WHAT NEEDS TO BE DONE: Rewrite the lines of the listing below, from the line holding "For every button, label, input, icon, or" through the line holding "particle — [497, 347, 503, 350]", inclusive, switching every "particle" to "point" and leaving everything else unchanged.

DATA SHOWN:
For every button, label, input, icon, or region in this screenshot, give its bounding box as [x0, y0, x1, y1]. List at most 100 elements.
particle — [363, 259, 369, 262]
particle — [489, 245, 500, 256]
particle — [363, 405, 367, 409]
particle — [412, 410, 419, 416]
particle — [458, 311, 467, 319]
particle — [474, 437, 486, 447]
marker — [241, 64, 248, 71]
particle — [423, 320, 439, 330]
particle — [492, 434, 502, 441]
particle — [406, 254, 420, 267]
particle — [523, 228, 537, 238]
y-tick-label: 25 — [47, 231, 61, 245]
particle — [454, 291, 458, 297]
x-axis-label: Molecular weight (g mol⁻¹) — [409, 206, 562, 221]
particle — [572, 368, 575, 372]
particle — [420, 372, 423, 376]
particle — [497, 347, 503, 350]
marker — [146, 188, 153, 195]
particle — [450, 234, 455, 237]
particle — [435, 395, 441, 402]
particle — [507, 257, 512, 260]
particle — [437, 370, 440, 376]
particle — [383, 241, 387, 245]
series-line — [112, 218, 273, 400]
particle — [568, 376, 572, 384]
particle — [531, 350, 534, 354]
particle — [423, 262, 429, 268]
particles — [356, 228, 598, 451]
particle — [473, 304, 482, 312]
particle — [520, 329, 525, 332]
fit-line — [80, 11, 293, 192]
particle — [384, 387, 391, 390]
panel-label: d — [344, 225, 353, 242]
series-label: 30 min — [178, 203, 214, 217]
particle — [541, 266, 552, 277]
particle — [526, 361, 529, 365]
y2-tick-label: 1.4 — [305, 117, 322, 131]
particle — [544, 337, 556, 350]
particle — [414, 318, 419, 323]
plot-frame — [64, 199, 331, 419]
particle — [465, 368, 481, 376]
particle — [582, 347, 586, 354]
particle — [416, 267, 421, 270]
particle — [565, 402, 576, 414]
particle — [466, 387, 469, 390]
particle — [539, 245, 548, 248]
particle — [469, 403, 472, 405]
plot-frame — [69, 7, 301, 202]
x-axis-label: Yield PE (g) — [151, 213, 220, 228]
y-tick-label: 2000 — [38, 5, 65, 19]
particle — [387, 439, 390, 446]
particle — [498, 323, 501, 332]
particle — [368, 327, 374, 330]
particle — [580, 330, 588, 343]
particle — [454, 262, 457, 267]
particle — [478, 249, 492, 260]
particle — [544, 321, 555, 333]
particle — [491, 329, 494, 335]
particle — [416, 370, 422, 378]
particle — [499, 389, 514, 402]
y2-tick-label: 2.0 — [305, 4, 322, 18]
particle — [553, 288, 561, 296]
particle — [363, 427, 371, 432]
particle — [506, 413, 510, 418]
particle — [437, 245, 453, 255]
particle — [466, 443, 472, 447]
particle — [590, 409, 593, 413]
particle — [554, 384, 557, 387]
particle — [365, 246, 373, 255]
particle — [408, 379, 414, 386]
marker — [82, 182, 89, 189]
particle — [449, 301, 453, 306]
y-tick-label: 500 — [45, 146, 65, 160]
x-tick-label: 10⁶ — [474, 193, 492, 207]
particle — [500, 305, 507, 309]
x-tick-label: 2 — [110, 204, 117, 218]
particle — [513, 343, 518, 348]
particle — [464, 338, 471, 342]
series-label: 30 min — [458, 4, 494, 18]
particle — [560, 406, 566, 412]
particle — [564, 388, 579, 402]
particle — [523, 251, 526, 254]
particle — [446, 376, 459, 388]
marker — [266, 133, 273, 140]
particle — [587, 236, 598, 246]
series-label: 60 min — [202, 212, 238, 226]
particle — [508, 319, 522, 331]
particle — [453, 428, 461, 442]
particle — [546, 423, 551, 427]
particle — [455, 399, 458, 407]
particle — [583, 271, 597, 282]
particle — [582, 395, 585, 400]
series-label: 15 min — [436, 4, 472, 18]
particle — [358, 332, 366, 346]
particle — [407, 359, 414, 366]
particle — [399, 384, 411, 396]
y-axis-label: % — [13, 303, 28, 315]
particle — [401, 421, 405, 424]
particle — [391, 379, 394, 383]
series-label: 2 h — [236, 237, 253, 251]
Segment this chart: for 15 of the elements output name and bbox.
...
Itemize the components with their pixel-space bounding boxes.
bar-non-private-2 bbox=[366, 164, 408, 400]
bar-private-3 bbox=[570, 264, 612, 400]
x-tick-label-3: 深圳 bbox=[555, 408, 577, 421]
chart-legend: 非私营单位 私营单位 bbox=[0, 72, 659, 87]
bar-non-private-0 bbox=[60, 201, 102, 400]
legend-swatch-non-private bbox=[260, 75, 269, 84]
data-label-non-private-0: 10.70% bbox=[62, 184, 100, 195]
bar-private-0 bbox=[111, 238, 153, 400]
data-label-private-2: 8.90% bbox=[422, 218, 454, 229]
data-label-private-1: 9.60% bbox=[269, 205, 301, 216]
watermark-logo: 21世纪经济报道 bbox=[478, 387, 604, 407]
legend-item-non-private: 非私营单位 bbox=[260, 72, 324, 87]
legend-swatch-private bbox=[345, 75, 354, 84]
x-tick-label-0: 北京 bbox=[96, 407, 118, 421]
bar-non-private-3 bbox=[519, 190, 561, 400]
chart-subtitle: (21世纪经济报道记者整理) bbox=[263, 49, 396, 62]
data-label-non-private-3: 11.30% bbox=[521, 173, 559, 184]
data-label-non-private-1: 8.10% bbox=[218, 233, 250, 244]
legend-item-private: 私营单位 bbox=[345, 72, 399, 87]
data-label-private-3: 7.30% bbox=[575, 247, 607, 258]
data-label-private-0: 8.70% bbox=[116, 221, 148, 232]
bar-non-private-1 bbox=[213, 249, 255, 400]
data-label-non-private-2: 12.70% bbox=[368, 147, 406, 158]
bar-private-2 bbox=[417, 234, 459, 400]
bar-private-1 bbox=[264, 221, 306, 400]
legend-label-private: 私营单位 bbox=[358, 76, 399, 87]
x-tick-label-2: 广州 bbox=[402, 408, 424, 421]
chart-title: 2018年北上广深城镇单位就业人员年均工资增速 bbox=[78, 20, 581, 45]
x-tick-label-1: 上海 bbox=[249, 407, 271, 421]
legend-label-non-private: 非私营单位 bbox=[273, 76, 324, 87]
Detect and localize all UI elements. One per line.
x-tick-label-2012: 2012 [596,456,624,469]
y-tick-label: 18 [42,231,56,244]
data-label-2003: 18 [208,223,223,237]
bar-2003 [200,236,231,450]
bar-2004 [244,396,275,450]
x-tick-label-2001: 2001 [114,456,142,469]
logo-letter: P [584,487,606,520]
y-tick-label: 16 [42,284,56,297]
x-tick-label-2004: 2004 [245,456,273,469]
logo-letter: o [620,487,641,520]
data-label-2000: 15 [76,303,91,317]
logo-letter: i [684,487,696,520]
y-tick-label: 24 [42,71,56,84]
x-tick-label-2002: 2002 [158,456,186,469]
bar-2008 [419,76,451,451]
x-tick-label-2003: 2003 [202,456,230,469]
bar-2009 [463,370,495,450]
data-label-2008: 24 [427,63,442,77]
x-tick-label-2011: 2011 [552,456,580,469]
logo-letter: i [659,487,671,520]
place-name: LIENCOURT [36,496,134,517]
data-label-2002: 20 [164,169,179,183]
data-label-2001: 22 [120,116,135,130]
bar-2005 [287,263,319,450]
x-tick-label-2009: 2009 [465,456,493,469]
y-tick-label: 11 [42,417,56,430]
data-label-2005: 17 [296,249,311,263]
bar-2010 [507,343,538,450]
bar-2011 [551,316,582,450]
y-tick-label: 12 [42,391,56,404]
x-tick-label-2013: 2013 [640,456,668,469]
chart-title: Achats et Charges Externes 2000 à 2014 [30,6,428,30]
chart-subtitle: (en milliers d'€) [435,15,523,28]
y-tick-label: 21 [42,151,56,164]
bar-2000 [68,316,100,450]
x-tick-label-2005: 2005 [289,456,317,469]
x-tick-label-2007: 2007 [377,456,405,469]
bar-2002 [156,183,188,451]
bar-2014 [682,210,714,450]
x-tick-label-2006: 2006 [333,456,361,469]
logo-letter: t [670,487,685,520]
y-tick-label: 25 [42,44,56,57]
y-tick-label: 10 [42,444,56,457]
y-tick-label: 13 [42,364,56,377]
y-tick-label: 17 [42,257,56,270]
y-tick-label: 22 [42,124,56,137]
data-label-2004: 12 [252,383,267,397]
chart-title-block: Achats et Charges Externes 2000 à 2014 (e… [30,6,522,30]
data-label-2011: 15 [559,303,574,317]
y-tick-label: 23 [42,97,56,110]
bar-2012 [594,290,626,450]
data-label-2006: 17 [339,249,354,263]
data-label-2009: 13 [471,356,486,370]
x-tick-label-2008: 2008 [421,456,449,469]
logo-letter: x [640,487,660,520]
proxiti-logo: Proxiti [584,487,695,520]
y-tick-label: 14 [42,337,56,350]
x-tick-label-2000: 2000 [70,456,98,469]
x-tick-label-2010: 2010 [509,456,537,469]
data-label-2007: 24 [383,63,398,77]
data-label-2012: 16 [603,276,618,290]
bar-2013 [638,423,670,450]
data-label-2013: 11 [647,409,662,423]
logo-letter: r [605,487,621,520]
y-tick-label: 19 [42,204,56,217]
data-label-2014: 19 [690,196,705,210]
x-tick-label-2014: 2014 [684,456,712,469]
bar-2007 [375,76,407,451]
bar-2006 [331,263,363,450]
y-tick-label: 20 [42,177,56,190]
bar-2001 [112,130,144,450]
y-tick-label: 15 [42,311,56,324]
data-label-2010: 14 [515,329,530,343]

RESULT OF THIS TASK:
For every button, label, input, icon, or region in this screenshot, give its bounding box as [x0, y0, x1, y1]. List at most 100 elements.
point — [363, 259, 369, 262]
point — [489, 245, 500, 256]
point — [363, 405, 367, 409]
point — [412, 410, 419, 416]
point — [458, 311, 467, 319]
point — [474, 437, 486, 447]
marker — [241, 64, 248, 71]
point — [423, 320, 439, 330]
point — [492, 434, 502, 441]
point — [406, 254, 420, 267]
point — [523, 228, 537, 238]
y-tick-label: 25 — [47, 231, 61, 245]
point — [454, 291, 458, 297]
x-axis-label: Molecular weight (g mol⁻¹) — [409, 206, 562, 221]
point — [572, 368, 575, 372]
point — [420, 372, 423, 376]
point — [497, 347, 503, 350]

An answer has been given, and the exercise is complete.